_WRITTEN REQUEST:_ Go through the lines below. Copy those with "Score".

——

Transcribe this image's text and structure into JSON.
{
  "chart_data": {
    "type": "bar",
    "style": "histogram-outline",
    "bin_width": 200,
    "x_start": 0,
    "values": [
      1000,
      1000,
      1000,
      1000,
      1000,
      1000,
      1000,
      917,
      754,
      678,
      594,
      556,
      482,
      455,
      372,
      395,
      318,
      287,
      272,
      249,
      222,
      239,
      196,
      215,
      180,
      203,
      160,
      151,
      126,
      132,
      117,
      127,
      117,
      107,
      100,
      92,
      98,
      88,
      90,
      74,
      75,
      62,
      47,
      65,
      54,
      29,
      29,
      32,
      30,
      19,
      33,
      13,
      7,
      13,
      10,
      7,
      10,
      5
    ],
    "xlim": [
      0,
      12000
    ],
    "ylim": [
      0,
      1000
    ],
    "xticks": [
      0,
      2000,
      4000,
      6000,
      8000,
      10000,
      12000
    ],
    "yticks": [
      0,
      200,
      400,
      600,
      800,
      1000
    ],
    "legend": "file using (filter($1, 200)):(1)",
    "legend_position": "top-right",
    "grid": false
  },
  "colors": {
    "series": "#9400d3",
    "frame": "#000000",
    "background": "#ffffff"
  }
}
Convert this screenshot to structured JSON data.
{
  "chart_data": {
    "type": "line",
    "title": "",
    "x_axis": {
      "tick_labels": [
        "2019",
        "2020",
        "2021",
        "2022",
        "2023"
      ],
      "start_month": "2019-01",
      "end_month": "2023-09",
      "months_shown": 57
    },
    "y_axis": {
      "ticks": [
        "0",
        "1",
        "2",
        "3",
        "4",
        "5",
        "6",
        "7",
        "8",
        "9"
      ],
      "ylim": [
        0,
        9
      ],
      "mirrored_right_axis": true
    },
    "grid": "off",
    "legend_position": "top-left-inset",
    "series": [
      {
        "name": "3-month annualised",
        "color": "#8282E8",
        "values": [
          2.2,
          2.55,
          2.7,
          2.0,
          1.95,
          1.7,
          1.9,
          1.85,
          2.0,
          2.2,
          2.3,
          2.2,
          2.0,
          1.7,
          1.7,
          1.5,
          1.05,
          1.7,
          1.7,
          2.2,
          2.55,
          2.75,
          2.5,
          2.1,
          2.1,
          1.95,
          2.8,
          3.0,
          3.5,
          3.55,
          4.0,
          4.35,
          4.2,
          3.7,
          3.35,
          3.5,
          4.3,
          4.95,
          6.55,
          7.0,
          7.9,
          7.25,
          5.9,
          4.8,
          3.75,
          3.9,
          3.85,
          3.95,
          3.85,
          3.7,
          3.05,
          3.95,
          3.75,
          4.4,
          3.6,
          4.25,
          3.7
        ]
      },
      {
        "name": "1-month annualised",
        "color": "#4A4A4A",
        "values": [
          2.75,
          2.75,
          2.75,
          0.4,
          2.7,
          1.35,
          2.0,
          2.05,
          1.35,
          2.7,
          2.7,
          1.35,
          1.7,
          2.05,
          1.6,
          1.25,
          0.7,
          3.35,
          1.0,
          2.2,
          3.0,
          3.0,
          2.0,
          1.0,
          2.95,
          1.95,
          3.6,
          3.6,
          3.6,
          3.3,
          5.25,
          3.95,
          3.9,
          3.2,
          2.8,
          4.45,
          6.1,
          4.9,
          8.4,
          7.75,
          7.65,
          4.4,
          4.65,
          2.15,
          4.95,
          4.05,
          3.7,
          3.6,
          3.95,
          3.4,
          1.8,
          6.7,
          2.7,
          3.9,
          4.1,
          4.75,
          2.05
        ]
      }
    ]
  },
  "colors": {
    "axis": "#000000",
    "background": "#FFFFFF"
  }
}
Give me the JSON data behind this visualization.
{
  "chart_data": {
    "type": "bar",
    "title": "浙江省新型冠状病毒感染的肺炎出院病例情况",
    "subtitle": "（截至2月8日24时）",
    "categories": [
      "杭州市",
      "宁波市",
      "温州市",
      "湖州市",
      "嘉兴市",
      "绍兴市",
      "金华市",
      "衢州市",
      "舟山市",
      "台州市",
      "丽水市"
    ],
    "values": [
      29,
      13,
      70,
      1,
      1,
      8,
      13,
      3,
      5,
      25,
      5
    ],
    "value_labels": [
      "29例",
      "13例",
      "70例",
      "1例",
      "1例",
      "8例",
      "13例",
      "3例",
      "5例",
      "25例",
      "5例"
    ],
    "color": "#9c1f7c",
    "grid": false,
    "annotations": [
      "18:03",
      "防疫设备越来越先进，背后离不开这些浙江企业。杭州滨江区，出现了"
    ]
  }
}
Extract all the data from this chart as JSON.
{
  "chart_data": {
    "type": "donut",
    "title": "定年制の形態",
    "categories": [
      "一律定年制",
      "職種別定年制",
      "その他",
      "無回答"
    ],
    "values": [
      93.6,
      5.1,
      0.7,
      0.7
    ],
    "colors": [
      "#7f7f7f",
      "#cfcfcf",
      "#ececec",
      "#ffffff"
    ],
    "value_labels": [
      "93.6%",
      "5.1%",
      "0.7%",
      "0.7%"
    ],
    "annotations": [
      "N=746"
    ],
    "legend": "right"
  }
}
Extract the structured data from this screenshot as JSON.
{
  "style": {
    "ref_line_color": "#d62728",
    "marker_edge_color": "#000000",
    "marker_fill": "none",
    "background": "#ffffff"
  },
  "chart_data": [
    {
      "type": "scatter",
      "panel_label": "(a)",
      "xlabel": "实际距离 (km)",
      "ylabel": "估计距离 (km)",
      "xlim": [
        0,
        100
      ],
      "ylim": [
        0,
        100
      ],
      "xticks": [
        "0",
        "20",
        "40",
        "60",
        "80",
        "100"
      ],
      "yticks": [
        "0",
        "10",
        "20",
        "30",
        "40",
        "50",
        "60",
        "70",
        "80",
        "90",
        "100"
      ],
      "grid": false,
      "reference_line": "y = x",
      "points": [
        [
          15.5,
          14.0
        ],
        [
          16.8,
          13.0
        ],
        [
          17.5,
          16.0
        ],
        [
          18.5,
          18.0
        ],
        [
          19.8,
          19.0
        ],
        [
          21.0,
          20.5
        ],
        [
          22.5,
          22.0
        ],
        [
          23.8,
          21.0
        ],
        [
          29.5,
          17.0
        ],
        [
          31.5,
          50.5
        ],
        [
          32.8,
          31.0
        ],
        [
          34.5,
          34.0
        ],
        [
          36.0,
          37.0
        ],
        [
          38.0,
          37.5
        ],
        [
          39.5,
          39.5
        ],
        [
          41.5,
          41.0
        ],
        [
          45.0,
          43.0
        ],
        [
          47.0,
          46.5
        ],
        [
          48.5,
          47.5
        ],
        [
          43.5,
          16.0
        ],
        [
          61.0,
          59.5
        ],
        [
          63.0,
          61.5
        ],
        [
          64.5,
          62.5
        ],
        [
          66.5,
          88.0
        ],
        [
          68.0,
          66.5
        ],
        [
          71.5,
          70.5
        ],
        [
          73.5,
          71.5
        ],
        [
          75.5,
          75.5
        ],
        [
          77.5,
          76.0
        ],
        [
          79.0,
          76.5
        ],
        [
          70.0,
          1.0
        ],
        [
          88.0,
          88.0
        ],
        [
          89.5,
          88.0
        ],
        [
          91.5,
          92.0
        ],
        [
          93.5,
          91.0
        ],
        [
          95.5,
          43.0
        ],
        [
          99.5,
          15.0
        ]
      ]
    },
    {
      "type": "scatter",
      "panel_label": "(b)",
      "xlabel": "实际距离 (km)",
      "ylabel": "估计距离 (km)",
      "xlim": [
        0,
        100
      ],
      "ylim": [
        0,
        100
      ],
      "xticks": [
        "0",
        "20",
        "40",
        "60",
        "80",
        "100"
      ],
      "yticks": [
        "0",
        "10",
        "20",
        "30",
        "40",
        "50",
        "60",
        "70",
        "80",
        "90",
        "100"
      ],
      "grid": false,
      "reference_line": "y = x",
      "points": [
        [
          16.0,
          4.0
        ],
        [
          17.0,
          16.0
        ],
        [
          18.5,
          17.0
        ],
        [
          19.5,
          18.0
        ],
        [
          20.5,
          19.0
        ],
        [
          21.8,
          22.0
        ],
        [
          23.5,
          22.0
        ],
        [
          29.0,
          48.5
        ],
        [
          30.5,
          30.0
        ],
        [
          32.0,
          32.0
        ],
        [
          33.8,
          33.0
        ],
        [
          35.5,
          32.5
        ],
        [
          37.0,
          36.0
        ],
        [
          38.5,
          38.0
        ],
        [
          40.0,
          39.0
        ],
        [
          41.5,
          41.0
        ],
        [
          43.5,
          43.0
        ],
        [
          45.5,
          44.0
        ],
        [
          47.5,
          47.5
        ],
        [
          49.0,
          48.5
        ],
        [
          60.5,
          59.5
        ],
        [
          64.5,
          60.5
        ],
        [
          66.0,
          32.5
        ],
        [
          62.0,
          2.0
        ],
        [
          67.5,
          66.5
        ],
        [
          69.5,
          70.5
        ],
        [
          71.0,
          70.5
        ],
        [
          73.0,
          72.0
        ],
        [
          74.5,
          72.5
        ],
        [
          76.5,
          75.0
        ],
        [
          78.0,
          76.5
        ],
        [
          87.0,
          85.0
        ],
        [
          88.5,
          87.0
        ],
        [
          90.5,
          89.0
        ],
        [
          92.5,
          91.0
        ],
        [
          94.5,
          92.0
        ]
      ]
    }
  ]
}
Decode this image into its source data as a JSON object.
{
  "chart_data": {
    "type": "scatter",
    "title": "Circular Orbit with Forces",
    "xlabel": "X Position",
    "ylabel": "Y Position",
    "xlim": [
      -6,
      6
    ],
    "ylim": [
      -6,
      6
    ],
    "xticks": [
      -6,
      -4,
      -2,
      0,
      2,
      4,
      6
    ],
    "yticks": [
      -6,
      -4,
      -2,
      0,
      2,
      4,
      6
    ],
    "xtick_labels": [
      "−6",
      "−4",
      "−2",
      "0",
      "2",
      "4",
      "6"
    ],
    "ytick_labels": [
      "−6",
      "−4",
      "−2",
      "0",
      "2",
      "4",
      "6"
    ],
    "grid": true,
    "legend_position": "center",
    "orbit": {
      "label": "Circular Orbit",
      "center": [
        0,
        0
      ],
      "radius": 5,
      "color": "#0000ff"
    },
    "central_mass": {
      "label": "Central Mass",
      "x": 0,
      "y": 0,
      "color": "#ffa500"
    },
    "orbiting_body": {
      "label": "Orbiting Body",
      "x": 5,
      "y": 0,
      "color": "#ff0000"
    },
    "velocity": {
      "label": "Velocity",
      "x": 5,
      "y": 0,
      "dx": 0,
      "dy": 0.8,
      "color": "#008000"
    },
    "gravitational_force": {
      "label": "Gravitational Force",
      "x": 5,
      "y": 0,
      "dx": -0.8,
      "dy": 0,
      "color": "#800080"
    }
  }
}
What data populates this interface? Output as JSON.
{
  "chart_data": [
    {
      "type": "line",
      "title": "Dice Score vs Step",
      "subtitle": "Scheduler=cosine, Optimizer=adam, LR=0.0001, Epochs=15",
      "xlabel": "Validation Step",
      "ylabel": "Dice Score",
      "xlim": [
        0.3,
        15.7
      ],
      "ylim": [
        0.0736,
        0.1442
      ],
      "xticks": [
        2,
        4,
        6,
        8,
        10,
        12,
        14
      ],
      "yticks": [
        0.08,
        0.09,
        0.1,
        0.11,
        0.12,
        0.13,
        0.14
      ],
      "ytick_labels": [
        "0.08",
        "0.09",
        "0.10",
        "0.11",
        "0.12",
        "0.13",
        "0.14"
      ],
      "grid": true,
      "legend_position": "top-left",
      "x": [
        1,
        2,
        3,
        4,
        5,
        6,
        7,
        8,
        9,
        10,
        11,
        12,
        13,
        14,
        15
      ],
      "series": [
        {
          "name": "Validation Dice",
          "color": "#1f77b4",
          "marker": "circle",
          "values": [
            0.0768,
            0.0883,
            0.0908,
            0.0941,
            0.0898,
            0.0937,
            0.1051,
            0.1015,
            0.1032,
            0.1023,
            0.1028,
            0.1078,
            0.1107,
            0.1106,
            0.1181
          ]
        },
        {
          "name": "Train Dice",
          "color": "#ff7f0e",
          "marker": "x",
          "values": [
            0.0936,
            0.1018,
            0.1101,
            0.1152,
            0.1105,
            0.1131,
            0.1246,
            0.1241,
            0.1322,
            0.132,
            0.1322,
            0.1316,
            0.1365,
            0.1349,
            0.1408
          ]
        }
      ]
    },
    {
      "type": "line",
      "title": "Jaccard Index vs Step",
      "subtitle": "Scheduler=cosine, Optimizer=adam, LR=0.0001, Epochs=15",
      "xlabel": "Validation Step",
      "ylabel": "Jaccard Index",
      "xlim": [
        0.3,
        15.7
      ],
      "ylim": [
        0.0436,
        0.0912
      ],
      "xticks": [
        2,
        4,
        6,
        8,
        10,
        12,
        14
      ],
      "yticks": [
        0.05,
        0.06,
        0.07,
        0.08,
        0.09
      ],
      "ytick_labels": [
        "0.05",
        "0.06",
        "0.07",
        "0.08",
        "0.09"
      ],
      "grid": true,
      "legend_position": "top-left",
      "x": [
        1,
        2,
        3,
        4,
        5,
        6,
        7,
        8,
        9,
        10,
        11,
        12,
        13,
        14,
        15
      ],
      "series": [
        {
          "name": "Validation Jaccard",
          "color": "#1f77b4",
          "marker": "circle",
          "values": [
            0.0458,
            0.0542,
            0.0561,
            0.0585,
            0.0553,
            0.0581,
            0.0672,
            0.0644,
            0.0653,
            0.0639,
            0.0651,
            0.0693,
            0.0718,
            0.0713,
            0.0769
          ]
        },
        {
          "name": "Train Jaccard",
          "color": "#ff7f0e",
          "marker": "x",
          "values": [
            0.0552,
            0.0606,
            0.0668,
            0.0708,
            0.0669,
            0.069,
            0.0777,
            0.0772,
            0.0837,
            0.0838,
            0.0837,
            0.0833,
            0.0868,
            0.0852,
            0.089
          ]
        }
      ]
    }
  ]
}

——

_WRITTEN RESPONSE:_
      "title": "Dice Score vs Step",
      "ylabel": "Dice Score",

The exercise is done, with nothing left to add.